Search the material for the string "this", then return every line where it is found.

Recorded data:
--*--

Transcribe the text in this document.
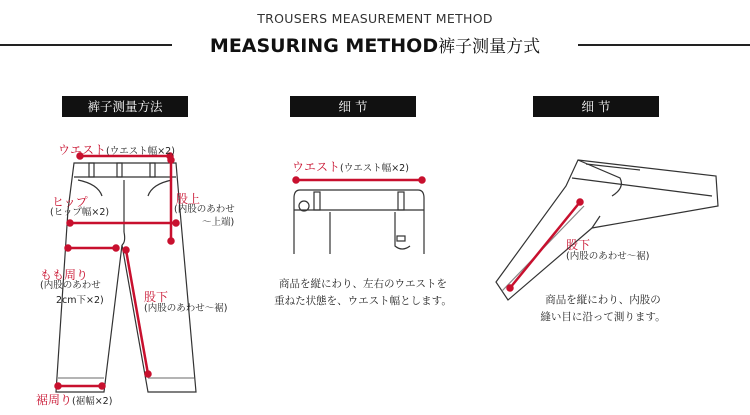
TROUSERS MEASUREMENT METHOD
MEASURING METHOD裤子测量方式
裤子测量方法	细 节	细 节
ウエスト(ウエスト幅×2)
ヒップ
(ヒップ幅×2)
股上
(内股のあわせ
～上端)
もも周り
(内股のあわせ
2cm下×2)	股下
(内股のあわせ～裾)
裾周り(裾幅×2)
ウエスト(ウエスト幅×2)
商品を縦にわり、左右のウエストを
重ねた状態を、ウエスト幅とします。
股下
(内股のあわせ～裾)
商品を縦にわり、内股の
縫い目に沿って測ります。
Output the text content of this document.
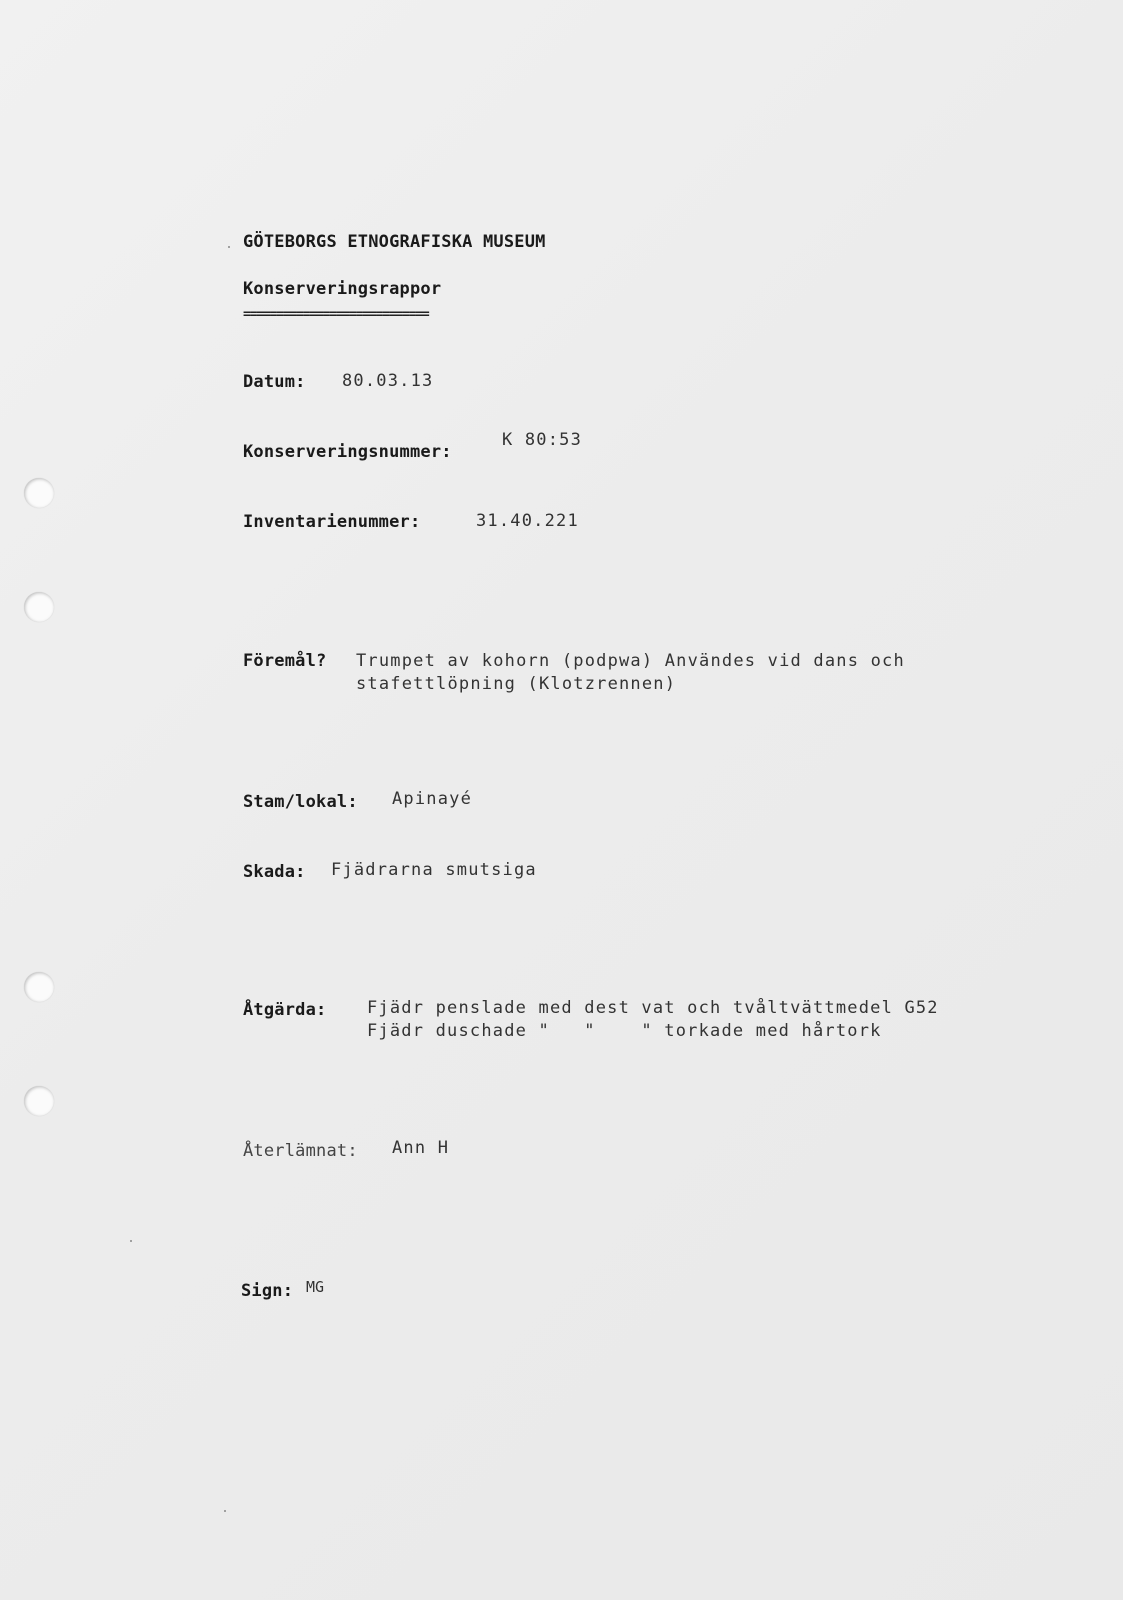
GÖTEBORGS ETNOGRAFISKA MUSEUM
Konserveringsrappor
============================
Datum: 80.03.13
Konserveringsnummer:
K 80:53
Inventarienummer:	31.40.221
Föremål? Trumpet av kohorn (podpwa) Användes vid dans och
stafettlöpning (Klotzrennen)
Stam/lokal: Apinayé
Skada: Fjädrarna smutsiga
Åtgärda: Fjädr penslade med dest vat och tvåltvättmedel G52
Fjädr duschade "   "    " torkade med hårtork
Återlämnat: Ann H
Sign: MG
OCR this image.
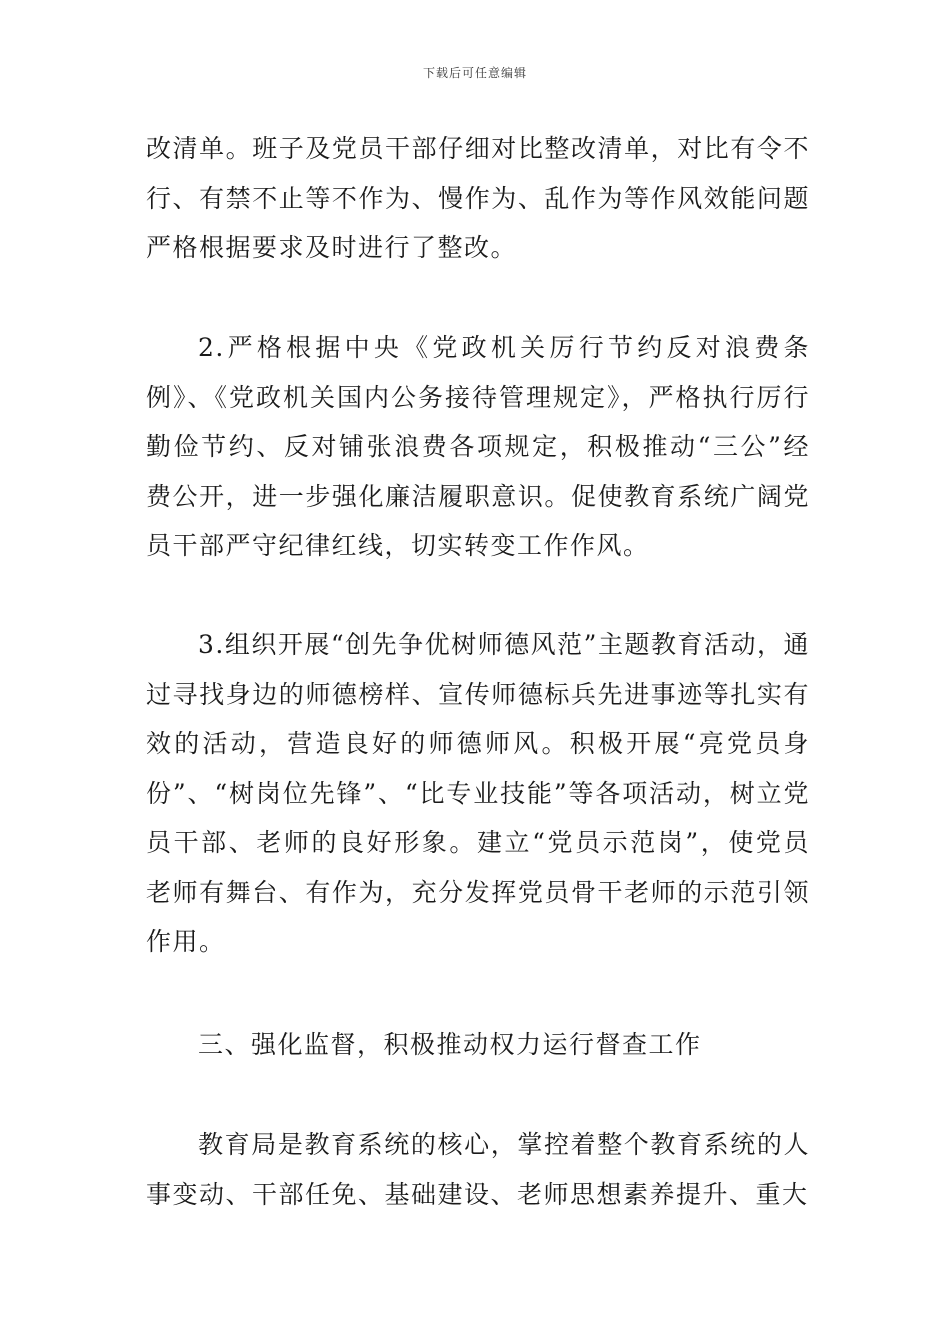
下载后可任意编辑

改清单。班子及党员干部仔细对比整改清单，对比有令不行、有禁不止等不作为、慢作为、乱作为等作风效能问题严格根据要求及时进行了整改。

2.严格根据中央《党政机关厉行节约反对浪费条例》、《党政机关国内公务接待管理规定》，严格执行厉行勤俭节约、反对铺张浪费各项规定，积极推动“三公”经费公开，进一步强化廉洁履职意识。促使教育系统广阔党员干部严守纪律红线，切实转变工作作风。

3.组织开展“创先争优树师德风范”主题教育活动，通过寻找身边的师德榜样、宣传师德标兵先进事迹等扎实有效的活动，营造良好的师德师风。积极开展“亮党员身份”、“树岗位先锋”、“比专业技能”等各项活动，树立党员干部、老师的良好形象。建立“党员示范岗”，使党员老师有舞台、有作为，充分发挥党员骨干老师的示范引领作用。

三、强化监督，积极推动权力运行督查工作

教育局是教育系统的核心，掌控着整个教育系统的人事变动、干部任免、基础建设、老师思想素养提升、重大
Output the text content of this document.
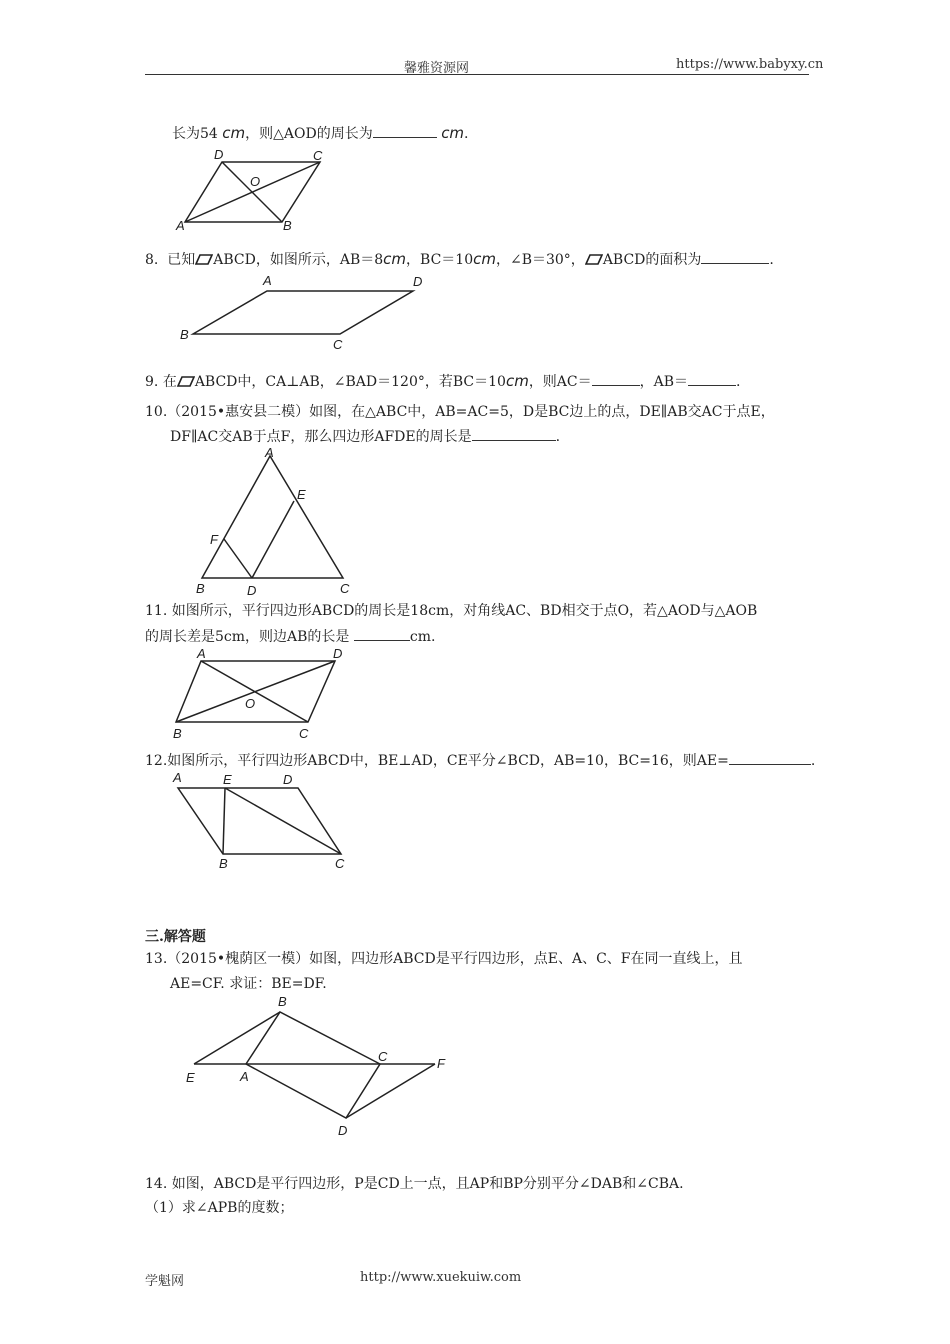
馨雅资源网	https://www.babyxy.cn
长为54 cm，则△AOD的周长为	cm.
D	C
O
A	B
8. 已知 ABCD，如图所示，AB＝8cm，BC＝10cm，∠B＝30°， ABCD的面积为	.
A	D
B
C
9. 在 ABCD中，CA⊥AB，∠BAD＝120°，若BC＝10cm，则AC＝	，AB＝	.
10.（2015•惠安县二模）如图，在△ABC中，AB=AC=5，D是BC边上的点，DE∥AB交AC于点E，
DF∥AC交AB于点F，那么四边形AFDE的周长是	.
A
E
F
B	D	C
11. 如图所示，平行四边形ABCD的周长是18cm，对角线AC、BD相交于点O，若△AOD与△AOB
的周长差是5cm，则边AB的长是	cm.
A	D
O
B	C
12.如图所示，平行四边形ABCD中，BE⊥AD，CE平分∠BCD，AB=10，BC=16，则AE=	.
A	E	D
B	C
三.解答题
13.（2015•槐荫区一模）如图，四边形ABCD是平行四边形，点E、A、C、F在同一直线上，且
AE=CF. 求证：BE=DF.
B
C	F
E	A
D
14. 如图，ABCD是平行四边形，P是CD上一点，且AP和BP分别平分∠DAB和∠CBA.
（1）求∠APB的度数；
学魁网	http://www.xuekuiw.com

--*--

Written answer:
Transcribe the text in this document.
Output the text content of this document.
OCR this image.
Output the text content of this document.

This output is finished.